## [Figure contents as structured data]

=-=-=-=-=

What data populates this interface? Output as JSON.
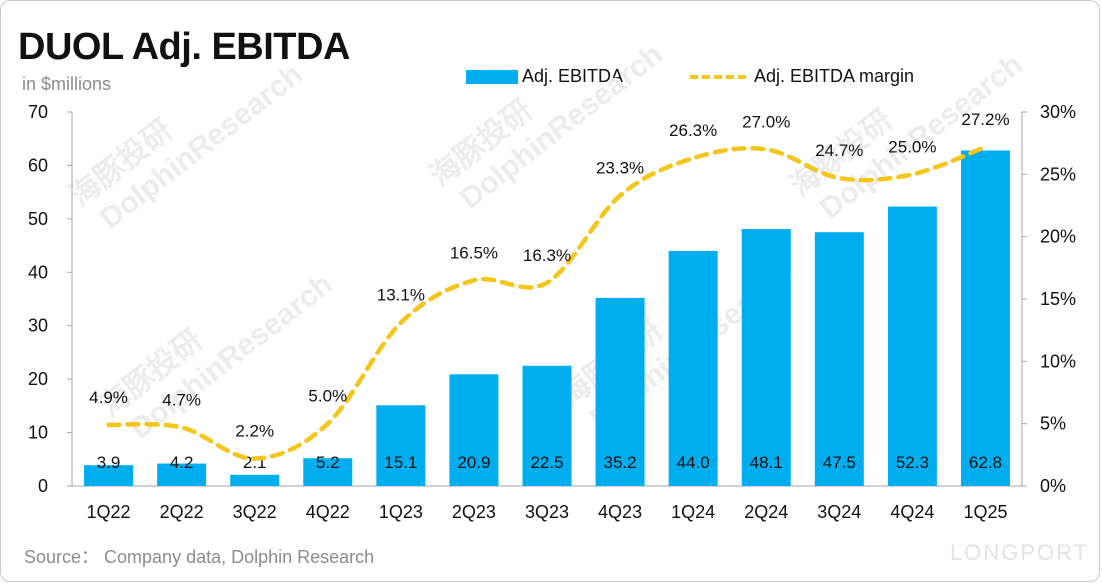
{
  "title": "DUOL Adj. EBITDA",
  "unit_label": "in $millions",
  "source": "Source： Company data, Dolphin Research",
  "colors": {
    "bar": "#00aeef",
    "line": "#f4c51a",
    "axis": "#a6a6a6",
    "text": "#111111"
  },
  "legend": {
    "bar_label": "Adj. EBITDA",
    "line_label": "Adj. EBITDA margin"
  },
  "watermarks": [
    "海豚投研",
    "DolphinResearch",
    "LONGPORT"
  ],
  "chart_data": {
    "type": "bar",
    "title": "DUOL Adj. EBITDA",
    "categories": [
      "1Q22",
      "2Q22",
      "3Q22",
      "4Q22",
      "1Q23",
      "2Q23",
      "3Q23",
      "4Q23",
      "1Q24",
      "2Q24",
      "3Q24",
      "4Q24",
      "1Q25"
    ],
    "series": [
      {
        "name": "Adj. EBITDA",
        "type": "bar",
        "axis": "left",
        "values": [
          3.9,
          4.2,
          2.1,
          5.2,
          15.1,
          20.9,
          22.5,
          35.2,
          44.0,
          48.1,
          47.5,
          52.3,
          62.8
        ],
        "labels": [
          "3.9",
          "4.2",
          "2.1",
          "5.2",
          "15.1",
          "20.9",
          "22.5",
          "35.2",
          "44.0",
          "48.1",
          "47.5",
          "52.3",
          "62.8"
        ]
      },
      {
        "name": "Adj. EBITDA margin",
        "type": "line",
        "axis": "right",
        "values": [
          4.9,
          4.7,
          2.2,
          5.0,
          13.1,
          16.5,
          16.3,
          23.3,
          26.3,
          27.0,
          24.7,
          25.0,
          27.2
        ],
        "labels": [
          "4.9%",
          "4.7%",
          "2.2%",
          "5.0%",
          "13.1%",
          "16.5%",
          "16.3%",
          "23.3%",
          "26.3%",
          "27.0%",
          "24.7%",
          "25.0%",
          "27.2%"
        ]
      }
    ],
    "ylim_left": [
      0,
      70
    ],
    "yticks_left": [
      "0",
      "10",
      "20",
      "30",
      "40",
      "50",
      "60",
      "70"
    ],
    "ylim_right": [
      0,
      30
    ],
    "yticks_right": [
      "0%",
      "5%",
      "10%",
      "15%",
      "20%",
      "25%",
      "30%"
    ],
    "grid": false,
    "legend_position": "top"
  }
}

=-=-=-=-=

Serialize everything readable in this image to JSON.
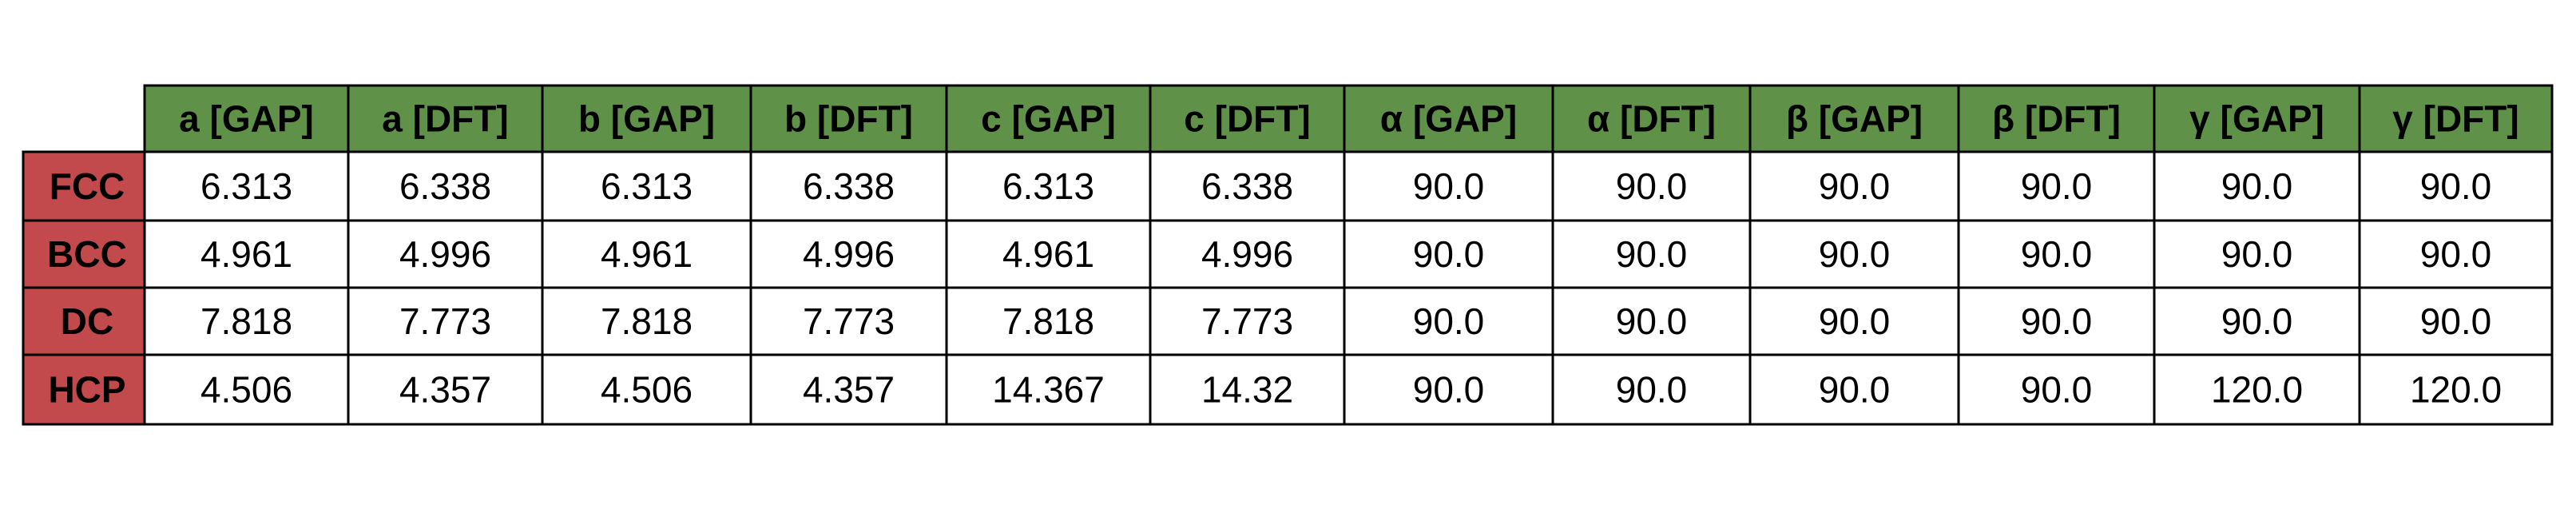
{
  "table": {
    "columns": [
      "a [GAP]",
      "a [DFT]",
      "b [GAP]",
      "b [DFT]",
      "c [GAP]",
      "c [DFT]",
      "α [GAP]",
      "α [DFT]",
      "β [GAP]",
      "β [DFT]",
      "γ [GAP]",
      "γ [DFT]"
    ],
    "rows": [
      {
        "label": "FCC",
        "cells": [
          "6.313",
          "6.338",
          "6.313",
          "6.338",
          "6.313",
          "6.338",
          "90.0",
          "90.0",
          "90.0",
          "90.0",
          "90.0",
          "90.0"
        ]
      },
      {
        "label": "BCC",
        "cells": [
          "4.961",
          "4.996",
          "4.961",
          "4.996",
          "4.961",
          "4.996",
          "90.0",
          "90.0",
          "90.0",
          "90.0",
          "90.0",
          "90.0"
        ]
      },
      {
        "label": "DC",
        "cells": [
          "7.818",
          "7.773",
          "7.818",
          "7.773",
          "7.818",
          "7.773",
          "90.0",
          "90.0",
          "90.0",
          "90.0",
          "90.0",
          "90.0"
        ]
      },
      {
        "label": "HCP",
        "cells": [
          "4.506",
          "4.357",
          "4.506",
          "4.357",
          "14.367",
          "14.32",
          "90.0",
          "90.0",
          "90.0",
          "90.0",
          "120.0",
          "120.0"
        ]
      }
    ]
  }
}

=-=-=-=-=

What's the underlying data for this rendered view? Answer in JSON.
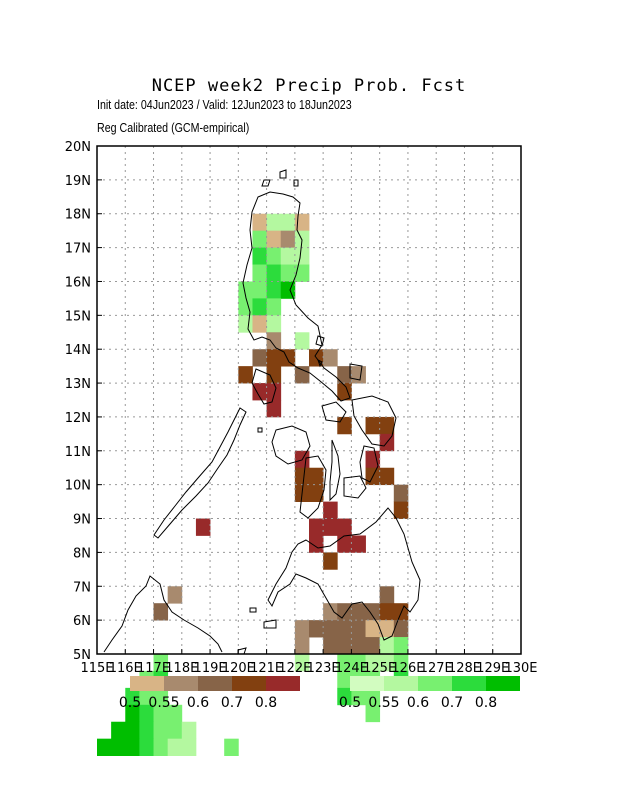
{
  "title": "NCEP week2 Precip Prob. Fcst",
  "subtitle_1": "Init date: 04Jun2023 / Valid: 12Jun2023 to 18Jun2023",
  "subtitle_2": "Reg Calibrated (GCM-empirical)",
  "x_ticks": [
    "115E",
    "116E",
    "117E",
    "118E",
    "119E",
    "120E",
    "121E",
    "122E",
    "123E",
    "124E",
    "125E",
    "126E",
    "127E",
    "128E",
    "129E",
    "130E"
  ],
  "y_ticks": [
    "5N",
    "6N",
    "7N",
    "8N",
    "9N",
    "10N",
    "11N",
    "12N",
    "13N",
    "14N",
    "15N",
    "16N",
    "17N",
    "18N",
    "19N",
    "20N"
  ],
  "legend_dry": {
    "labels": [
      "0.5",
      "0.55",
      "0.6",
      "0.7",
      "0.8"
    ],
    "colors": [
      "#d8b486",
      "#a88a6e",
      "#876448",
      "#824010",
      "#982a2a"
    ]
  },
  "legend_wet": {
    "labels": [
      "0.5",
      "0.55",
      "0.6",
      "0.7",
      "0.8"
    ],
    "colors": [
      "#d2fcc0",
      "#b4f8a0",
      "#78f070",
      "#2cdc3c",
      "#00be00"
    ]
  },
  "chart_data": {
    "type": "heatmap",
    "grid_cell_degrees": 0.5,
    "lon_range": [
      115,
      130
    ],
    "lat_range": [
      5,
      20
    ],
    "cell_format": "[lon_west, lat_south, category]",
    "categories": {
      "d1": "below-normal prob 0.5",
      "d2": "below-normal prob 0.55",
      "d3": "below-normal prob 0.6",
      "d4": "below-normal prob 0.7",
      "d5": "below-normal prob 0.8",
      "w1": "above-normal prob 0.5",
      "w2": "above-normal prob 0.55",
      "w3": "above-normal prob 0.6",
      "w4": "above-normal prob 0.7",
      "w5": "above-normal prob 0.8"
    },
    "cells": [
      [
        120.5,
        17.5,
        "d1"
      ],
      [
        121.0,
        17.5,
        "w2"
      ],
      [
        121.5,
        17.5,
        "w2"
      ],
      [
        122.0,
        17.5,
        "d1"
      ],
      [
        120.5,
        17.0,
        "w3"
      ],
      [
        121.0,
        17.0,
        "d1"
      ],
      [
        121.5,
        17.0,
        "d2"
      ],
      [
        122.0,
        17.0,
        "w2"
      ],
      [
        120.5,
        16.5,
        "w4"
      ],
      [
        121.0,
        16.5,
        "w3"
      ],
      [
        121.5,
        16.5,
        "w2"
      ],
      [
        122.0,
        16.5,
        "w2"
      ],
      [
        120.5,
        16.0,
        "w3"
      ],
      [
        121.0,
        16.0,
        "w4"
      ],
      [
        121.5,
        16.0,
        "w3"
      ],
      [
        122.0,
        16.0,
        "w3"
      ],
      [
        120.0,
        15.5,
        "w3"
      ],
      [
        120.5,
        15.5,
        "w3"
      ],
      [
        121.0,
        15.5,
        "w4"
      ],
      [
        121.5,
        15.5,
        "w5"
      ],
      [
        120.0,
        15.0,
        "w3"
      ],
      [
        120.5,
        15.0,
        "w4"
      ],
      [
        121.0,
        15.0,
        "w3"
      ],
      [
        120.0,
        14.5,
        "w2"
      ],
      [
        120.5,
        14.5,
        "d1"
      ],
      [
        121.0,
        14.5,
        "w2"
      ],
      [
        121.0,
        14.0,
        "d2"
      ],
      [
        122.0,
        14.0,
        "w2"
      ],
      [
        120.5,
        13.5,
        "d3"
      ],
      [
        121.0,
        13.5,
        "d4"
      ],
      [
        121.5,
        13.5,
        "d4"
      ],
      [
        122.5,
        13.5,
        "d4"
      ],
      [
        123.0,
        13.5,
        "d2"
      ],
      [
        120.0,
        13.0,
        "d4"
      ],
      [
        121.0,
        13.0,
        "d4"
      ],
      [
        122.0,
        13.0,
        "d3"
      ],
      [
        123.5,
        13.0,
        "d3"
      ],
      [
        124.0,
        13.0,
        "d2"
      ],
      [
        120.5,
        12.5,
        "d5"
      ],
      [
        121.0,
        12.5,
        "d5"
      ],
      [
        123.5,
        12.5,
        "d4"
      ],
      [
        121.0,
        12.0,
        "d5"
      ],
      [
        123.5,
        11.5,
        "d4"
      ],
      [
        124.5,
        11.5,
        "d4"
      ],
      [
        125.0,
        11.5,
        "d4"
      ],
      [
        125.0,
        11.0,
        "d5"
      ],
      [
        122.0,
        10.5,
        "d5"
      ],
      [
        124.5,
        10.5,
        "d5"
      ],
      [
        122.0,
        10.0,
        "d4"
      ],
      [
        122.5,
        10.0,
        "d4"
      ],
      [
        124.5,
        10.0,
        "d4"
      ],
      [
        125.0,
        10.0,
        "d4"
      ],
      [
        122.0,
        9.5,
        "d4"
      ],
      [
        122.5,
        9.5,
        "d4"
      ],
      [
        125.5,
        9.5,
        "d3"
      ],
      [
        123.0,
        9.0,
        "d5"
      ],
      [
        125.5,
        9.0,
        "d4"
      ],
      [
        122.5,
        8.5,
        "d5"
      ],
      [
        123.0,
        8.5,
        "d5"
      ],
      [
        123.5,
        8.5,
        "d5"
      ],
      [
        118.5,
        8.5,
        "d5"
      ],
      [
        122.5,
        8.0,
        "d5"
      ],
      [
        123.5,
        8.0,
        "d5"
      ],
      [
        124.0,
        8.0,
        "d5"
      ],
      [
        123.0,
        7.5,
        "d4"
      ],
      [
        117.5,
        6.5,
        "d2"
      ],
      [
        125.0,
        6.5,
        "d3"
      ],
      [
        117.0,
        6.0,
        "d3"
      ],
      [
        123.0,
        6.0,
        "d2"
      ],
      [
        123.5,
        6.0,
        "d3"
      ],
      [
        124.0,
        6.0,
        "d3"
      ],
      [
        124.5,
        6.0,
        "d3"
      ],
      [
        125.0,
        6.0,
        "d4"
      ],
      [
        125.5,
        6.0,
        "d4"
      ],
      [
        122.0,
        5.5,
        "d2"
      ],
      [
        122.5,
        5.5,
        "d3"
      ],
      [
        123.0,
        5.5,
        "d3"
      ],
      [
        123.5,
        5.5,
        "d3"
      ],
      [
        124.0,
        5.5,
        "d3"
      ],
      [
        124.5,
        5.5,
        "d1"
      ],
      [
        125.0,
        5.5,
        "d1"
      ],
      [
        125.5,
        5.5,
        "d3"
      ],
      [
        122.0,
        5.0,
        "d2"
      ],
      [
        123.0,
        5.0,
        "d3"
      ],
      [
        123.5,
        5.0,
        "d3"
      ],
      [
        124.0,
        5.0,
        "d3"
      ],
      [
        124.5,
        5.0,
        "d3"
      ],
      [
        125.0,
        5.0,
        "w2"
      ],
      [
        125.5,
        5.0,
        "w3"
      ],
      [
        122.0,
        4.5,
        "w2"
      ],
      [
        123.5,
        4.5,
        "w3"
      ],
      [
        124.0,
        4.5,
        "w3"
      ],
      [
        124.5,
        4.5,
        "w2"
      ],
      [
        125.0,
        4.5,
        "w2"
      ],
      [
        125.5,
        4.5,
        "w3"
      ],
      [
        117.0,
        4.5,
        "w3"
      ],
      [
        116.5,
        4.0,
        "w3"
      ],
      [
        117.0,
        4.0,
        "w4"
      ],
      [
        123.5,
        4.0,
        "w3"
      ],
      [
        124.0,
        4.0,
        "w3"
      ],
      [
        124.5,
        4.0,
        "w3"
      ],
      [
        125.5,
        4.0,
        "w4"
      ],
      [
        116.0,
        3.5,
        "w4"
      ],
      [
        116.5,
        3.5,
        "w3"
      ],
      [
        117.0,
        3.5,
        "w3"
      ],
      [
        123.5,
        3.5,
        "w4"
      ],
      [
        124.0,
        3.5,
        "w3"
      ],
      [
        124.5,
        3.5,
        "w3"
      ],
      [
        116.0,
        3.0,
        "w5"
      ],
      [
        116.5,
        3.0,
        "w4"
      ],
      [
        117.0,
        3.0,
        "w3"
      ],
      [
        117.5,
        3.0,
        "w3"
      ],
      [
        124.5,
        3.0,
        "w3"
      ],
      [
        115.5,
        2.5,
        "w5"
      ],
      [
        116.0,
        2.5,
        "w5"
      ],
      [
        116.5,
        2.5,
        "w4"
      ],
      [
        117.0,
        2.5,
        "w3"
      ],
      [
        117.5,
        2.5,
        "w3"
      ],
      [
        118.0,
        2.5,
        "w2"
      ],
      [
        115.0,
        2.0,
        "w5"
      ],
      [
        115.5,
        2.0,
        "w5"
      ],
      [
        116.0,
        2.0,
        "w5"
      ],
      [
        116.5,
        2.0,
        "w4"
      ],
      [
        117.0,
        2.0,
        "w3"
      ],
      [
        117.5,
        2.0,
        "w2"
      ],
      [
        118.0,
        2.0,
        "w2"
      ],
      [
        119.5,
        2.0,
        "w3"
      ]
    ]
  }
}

=-=-=-=-=

## [The task]
List every line from the entries above in which "type" appears.

## [Complete response]
    "type": "bar",
        "type": "bar",
        "type": "line",
    "type": "heatmap",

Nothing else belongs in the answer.